*DATASET RECORDS*:
^^^^

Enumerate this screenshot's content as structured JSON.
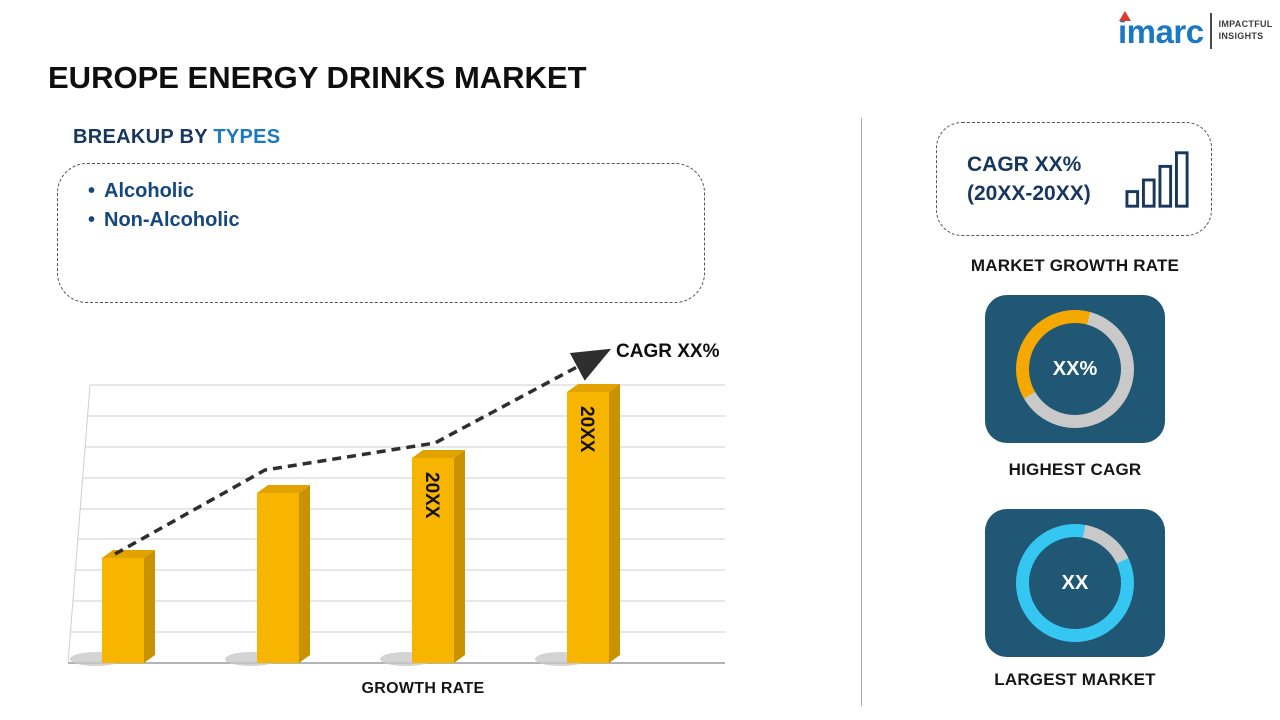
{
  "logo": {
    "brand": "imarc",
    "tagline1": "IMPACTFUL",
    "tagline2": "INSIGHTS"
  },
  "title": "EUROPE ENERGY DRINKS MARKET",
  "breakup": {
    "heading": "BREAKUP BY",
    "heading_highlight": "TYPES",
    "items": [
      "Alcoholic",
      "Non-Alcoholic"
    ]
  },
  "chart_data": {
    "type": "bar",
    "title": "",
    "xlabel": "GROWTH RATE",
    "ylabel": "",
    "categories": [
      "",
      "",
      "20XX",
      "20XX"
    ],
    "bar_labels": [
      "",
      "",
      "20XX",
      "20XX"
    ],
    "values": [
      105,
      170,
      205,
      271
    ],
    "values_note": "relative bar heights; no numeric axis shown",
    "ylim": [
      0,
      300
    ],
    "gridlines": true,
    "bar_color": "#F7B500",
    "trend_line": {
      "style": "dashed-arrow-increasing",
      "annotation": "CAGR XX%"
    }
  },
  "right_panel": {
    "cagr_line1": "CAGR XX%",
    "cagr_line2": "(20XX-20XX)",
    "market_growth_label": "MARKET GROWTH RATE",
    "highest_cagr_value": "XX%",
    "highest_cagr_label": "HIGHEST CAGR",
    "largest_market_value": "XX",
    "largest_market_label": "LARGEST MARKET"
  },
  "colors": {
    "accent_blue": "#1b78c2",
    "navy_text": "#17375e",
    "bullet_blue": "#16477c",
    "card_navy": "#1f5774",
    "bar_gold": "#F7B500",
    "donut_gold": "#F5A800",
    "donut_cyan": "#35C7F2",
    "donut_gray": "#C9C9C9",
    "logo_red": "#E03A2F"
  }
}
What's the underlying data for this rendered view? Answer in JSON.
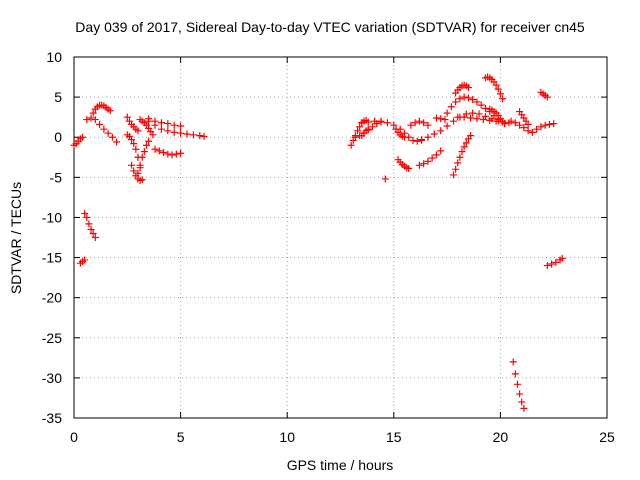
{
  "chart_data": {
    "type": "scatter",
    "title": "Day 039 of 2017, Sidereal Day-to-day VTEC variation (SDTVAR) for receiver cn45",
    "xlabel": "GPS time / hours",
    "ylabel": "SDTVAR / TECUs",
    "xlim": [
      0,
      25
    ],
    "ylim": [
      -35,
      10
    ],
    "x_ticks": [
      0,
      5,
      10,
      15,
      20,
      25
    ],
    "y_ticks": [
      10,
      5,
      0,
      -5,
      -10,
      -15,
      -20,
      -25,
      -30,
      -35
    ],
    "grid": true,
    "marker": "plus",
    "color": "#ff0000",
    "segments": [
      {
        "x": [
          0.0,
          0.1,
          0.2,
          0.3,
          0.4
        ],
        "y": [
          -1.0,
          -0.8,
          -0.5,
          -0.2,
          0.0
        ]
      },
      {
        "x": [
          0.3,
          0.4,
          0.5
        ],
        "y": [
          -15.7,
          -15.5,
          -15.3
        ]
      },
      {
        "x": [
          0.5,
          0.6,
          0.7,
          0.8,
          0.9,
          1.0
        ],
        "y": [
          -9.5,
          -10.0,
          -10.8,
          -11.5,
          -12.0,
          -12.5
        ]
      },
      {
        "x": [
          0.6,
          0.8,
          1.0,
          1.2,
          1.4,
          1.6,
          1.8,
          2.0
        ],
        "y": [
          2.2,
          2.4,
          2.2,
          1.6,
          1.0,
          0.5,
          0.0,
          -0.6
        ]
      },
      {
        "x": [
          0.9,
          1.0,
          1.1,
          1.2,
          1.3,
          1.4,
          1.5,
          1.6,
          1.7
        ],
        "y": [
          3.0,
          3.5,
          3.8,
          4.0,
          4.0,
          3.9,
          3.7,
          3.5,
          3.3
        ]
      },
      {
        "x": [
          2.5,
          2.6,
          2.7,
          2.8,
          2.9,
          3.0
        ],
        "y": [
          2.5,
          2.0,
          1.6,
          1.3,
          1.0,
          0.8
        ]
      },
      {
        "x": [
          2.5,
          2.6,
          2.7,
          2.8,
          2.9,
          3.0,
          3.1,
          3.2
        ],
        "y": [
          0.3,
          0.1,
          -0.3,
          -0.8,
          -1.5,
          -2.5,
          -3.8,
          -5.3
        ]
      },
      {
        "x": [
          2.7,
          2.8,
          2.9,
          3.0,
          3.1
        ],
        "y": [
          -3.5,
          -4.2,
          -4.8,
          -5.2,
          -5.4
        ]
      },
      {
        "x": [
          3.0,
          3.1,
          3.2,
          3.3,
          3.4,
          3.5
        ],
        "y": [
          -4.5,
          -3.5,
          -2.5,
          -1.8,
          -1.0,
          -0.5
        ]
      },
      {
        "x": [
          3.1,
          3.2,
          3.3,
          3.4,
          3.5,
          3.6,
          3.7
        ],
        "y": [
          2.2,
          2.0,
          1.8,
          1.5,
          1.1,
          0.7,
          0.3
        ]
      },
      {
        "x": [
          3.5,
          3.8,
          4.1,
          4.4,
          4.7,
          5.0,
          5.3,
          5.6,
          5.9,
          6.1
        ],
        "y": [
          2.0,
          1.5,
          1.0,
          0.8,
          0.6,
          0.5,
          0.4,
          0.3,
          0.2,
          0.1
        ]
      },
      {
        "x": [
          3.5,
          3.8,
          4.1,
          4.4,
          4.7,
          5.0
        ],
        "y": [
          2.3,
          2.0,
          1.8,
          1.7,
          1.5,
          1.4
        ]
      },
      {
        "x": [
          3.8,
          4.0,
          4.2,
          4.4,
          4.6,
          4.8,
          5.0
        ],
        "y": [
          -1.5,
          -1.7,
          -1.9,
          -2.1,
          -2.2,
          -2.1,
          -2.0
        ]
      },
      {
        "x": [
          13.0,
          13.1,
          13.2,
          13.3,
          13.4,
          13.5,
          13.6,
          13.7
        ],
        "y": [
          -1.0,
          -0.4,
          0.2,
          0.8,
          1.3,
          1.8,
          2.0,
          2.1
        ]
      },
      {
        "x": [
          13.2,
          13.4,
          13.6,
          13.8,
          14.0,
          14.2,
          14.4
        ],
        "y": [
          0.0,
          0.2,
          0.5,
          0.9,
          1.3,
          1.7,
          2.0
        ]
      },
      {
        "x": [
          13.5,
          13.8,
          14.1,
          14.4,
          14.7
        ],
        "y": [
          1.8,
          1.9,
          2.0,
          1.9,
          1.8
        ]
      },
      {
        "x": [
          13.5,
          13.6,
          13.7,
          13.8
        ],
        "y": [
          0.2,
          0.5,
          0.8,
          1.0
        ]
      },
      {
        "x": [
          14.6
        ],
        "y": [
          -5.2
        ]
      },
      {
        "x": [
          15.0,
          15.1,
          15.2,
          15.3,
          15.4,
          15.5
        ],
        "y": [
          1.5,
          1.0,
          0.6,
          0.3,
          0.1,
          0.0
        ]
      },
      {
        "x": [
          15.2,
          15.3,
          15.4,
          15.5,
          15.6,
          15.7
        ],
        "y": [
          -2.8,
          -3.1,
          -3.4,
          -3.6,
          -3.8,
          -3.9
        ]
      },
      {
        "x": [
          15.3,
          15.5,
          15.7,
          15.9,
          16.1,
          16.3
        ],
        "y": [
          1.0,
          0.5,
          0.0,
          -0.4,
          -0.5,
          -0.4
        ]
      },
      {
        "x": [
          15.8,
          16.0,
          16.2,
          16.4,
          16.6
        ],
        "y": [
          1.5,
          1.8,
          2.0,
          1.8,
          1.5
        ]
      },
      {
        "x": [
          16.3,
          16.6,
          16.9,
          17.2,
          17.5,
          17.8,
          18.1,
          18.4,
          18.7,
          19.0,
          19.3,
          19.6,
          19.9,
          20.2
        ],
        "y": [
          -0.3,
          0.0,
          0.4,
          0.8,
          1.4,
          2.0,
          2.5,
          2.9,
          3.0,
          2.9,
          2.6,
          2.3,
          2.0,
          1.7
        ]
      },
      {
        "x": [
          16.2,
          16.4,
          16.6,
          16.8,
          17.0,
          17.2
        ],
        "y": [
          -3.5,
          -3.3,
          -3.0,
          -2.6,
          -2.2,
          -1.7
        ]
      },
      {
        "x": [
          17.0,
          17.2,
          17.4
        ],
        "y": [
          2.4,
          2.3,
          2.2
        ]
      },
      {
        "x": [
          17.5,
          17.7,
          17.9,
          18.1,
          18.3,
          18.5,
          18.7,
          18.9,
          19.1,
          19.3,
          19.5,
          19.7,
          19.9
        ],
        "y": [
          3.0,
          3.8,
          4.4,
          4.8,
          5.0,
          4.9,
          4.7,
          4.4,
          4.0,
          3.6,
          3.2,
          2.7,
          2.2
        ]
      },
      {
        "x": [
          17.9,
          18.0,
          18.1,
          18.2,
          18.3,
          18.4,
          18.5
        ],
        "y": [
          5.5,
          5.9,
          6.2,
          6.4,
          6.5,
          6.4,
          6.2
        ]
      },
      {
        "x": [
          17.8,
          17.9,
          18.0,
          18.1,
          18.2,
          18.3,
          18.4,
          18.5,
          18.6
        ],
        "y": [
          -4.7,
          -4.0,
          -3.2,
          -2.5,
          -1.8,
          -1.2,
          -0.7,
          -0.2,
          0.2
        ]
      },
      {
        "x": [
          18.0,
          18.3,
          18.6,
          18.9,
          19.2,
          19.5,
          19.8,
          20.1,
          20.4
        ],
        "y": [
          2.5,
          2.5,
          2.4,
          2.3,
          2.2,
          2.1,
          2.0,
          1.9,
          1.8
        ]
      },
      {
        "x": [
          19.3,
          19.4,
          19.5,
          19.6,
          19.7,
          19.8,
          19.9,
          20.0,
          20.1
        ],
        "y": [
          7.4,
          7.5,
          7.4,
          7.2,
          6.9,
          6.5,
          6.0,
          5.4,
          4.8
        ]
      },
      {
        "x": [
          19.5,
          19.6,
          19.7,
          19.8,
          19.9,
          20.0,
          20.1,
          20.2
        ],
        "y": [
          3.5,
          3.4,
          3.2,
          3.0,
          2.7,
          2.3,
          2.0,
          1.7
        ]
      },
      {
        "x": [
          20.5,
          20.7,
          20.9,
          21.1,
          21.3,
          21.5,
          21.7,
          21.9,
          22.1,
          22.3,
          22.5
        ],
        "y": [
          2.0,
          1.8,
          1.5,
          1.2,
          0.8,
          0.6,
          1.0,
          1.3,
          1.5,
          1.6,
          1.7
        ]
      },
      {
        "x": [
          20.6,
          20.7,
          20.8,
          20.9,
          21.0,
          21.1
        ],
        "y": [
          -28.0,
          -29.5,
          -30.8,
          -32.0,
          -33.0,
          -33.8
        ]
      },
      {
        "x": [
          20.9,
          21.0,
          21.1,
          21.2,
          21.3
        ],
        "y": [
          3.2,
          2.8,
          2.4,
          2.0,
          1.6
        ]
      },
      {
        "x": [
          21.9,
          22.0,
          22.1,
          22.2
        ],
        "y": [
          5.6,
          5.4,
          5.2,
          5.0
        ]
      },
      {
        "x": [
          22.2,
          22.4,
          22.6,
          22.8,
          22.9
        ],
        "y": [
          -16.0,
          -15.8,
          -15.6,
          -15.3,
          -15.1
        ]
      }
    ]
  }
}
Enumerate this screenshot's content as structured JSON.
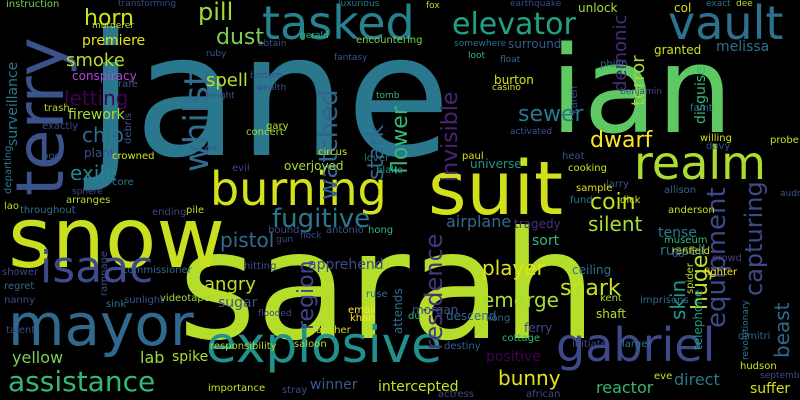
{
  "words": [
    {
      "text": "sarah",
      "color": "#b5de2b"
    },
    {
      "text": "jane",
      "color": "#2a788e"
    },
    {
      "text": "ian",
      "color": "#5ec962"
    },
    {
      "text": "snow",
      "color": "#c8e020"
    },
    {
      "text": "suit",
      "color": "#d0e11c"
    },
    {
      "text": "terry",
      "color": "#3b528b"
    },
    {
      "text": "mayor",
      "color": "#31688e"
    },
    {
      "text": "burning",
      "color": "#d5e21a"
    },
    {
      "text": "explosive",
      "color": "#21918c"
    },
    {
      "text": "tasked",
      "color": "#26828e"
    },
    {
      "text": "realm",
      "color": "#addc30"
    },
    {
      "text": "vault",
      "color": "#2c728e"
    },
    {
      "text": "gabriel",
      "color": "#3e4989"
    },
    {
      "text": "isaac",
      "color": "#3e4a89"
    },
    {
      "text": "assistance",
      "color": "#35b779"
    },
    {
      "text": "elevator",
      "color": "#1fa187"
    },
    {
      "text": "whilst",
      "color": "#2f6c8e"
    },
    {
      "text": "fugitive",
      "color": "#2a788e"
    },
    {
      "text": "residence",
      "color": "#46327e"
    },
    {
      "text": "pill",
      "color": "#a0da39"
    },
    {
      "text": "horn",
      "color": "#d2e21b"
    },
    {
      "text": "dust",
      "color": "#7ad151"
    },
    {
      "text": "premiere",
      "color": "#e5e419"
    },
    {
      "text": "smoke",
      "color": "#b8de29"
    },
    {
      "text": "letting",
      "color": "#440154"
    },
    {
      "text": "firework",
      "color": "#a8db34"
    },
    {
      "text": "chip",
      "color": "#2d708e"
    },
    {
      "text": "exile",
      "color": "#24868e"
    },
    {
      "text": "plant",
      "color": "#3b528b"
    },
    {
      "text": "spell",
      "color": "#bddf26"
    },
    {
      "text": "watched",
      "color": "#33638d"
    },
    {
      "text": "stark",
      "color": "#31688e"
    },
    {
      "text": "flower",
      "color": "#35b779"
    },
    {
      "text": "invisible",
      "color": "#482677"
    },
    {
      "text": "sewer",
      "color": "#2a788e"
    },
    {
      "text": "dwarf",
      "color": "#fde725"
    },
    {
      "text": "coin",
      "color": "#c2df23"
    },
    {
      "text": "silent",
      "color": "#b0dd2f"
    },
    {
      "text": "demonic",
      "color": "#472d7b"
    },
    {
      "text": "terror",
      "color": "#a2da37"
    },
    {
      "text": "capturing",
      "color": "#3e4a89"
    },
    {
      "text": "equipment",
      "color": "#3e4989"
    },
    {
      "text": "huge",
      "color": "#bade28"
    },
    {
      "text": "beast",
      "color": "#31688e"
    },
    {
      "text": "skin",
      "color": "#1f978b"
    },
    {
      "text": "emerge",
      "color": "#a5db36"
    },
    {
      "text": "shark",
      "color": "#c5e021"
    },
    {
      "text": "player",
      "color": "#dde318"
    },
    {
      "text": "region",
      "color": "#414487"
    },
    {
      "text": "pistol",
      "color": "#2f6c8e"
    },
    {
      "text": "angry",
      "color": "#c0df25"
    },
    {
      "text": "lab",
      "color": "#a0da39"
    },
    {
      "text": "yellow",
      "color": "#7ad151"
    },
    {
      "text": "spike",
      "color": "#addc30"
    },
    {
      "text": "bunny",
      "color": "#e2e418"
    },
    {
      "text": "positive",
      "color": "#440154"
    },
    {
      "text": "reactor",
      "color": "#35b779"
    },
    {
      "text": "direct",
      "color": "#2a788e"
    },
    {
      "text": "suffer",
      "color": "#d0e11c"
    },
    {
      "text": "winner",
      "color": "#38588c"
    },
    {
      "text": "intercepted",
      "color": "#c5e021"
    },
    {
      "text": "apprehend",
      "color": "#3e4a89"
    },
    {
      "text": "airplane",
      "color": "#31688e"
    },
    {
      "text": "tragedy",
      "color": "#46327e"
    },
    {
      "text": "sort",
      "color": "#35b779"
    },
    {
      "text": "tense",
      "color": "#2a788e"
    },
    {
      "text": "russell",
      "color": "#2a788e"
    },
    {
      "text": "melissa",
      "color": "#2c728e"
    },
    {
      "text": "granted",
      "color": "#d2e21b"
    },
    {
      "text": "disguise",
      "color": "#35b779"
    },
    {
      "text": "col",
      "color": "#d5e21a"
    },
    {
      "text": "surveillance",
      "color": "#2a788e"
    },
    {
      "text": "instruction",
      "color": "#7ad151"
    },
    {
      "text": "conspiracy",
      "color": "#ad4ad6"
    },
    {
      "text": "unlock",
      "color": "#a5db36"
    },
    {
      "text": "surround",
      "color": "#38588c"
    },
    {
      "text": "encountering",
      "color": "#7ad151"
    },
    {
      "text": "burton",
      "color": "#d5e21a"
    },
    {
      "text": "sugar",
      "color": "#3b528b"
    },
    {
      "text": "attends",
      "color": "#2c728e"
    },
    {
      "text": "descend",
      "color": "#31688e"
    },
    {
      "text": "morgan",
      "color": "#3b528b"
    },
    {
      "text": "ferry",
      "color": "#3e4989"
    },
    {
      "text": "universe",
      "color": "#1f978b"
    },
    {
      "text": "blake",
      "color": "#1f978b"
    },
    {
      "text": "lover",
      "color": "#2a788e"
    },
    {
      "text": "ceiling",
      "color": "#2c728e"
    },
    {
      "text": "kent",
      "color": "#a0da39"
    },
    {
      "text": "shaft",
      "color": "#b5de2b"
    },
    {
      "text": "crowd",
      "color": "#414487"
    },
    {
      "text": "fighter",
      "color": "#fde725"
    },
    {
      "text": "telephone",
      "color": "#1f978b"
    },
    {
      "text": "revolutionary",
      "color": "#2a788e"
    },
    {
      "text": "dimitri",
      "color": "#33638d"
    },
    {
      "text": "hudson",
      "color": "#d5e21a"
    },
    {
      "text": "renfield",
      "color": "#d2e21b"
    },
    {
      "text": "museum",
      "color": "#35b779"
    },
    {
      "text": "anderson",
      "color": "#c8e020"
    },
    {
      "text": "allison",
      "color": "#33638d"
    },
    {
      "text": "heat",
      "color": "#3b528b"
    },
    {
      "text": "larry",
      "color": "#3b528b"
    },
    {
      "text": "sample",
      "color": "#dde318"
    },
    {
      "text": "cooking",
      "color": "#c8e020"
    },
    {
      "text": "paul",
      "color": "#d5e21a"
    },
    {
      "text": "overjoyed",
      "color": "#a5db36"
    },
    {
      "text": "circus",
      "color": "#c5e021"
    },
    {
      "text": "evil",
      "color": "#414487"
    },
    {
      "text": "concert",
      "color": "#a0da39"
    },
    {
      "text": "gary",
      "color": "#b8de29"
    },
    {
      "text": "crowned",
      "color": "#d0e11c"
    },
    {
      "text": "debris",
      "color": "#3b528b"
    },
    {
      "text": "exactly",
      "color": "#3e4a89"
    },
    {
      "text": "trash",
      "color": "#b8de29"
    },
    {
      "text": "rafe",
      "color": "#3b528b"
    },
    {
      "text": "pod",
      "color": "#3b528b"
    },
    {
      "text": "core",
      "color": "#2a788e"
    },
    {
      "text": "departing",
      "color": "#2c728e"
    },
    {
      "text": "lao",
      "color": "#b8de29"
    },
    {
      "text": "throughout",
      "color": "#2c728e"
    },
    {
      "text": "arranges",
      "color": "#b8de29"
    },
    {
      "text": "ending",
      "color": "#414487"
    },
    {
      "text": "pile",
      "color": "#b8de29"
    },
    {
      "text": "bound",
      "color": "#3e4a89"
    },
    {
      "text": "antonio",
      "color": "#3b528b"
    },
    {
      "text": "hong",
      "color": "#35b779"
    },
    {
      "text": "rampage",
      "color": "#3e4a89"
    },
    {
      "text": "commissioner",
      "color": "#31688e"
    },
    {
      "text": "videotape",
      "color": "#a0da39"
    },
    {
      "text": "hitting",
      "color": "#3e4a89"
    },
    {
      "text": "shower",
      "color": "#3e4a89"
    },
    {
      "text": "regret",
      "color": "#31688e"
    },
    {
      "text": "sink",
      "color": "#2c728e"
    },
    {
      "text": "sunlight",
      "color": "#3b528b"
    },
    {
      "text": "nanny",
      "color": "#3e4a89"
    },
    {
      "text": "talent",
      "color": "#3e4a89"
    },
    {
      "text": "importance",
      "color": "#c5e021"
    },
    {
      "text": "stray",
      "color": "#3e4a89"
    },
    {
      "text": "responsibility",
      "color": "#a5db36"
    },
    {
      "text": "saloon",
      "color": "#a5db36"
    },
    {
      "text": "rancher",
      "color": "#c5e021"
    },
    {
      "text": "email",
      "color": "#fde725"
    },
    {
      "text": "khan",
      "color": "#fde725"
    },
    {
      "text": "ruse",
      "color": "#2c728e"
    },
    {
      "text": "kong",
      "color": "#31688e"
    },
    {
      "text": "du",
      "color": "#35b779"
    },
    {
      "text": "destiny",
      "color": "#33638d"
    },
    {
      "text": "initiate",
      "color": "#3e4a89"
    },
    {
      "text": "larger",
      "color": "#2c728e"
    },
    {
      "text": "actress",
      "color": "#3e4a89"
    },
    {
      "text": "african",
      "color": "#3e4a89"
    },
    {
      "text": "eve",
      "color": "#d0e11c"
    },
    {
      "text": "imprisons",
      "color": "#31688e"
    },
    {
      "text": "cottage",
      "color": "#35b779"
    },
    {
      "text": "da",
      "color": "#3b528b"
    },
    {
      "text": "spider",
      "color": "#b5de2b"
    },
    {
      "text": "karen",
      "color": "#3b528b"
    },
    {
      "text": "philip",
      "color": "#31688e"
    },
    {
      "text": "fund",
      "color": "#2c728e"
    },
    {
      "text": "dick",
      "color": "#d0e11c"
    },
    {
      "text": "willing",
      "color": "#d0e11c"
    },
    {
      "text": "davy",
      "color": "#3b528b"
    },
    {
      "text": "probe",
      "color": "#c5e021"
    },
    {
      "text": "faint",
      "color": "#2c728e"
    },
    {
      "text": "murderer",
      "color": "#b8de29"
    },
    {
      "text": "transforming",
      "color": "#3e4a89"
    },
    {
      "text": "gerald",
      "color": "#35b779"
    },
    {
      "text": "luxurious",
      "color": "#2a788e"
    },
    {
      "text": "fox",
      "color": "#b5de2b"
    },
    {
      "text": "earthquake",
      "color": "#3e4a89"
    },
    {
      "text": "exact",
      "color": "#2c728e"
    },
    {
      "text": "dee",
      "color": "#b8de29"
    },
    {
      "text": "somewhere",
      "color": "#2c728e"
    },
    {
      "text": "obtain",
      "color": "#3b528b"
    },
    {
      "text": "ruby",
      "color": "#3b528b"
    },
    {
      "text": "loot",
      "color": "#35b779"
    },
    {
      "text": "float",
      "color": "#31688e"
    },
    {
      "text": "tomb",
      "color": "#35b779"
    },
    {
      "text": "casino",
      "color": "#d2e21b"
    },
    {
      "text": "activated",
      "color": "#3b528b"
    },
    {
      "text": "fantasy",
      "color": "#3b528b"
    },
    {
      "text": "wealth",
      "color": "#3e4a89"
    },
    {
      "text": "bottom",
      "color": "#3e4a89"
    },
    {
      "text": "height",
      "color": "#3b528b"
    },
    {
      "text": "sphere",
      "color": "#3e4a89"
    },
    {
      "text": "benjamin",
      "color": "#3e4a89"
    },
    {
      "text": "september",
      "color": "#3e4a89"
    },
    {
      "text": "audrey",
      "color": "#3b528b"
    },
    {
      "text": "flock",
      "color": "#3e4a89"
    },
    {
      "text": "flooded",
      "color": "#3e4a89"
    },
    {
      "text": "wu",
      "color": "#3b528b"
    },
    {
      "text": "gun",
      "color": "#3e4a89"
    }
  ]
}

^^^^

*TASK STATEMENT*: Look over the records above and copy each line that includes the string "xlabel".

*TASK RESPONSE*:
    "xlabel": "GROWTH RATE",
    "xlabel": "GPS time / hours",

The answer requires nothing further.